Review the listing and copy each line that holds the word "минпромом".

** start Records shown **

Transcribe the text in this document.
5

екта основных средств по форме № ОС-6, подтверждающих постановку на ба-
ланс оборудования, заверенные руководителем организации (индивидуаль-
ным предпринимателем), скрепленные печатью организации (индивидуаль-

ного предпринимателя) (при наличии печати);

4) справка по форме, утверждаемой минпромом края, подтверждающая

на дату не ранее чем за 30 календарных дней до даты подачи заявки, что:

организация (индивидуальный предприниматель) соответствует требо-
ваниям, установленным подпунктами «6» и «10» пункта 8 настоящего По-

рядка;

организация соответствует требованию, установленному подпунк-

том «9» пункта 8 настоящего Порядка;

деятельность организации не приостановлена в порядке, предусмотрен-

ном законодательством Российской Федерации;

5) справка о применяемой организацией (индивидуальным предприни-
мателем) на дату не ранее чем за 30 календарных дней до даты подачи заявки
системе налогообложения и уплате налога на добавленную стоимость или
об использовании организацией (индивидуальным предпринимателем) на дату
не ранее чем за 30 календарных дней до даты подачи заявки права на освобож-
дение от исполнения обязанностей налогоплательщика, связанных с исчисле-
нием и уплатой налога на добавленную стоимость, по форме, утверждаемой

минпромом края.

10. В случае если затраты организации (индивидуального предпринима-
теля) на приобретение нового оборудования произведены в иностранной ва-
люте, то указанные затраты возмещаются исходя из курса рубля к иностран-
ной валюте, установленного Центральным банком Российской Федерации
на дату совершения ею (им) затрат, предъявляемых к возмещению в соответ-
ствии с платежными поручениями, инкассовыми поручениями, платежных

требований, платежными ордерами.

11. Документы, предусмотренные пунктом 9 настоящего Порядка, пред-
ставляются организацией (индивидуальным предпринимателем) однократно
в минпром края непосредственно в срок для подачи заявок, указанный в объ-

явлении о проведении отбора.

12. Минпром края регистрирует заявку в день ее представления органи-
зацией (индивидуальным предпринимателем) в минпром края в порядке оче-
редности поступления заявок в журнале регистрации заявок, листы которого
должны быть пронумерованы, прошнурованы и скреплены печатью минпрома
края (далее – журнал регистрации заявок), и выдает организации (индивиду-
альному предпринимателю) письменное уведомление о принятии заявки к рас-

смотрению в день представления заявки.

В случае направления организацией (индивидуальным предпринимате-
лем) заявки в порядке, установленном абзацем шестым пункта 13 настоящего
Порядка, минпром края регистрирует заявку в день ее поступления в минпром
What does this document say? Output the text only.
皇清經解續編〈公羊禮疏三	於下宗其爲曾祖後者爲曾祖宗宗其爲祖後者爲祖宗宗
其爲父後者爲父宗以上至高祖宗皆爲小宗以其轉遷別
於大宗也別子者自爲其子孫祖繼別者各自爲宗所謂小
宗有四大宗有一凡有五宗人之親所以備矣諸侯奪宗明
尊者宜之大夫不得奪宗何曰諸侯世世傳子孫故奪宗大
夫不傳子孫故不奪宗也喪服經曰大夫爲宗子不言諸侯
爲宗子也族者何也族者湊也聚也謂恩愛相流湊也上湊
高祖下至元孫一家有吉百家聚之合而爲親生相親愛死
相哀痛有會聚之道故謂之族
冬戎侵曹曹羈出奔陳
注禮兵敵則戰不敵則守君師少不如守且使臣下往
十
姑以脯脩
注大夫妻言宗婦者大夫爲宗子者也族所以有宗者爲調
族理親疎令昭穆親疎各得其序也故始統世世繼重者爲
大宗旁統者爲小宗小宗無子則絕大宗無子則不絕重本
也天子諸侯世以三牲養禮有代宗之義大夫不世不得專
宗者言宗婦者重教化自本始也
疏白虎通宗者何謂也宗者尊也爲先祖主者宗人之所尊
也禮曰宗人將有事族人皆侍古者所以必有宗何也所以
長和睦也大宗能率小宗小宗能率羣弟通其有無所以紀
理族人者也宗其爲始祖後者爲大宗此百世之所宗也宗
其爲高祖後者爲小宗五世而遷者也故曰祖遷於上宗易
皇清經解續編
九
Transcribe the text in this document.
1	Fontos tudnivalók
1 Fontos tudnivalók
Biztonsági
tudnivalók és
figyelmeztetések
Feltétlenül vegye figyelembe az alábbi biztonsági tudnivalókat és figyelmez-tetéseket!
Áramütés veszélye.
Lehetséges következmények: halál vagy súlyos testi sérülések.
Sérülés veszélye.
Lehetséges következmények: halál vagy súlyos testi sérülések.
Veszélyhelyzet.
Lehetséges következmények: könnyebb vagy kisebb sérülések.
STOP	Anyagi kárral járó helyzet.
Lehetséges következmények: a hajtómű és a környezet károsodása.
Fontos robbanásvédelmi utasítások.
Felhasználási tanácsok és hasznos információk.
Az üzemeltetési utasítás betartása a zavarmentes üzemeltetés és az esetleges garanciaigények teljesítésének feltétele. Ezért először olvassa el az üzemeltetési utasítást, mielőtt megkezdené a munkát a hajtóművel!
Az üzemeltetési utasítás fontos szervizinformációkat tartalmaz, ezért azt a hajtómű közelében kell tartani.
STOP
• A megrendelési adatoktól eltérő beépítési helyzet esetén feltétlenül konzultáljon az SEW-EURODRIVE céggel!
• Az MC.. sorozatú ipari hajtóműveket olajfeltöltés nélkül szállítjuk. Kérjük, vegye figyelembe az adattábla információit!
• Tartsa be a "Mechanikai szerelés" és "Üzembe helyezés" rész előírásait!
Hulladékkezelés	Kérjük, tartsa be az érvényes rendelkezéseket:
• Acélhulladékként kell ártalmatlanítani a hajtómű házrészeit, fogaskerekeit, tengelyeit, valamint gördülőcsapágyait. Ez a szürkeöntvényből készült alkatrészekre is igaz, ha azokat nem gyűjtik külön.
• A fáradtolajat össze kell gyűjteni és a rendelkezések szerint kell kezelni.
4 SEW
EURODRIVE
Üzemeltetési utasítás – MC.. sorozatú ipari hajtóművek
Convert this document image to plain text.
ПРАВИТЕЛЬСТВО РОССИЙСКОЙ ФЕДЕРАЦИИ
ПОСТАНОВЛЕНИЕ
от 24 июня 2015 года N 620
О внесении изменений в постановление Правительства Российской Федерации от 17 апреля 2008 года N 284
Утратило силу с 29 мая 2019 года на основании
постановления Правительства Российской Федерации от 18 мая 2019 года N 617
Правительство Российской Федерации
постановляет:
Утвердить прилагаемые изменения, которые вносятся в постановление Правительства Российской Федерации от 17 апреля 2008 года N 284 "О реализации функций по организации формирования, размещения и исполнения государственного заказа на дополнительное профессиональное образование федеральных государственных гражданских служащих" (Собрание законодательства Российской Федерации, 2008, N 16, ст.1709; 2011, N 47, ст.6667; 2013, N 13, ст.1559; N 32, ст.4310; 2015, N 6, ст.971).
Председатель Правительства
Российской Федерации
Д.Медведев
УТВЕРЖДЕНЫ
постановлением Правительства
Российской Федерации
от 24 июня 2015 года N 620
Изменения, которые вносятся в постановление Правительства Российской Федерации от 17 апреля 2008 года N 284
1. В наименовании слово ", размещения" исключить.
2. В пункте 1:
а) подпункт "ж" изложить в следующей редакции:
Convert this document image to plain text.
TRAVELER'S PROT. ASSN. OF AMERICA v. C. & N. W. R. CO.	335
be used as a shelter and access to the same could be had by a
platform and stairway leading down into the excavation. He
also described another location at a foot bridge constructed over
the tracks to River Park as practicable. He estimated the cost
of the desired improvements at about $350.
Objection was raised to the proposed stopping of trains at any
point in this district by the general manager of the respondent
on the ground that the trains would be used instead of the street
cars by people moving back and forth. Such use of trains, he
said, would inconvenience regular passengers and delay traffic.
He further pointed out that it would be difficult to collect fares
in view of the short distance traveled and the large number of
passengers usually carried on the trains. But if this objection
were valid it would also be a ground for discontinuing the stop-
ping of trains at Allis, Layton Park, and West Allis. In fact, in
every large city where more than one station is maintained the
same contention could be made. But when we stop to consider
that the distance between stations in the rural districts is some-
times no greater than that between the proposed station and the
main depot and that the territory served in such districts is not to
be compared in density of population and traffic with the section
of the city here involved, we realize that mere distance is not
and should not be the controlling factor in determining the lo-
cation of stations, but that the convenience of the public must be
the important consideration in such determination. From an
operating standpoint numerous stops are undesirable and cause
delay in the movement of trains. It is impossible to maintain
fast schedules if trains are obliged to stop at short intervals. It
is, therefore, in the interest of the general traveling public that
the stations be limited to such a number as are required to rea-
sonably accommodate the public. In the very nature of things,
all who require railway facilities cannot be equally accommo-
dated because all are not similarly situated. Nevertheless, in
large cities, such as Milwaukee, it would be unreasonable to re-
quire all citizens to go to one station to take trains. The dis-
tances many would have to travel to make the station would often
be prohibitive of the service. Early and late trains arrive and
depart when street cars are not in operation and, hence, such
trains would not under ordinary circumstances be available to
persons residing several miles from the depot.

** end Records shown **

**Solution to the problem**.
4) справка по форме, утверждаемой минпромом края, подтверждающая
минпромом края.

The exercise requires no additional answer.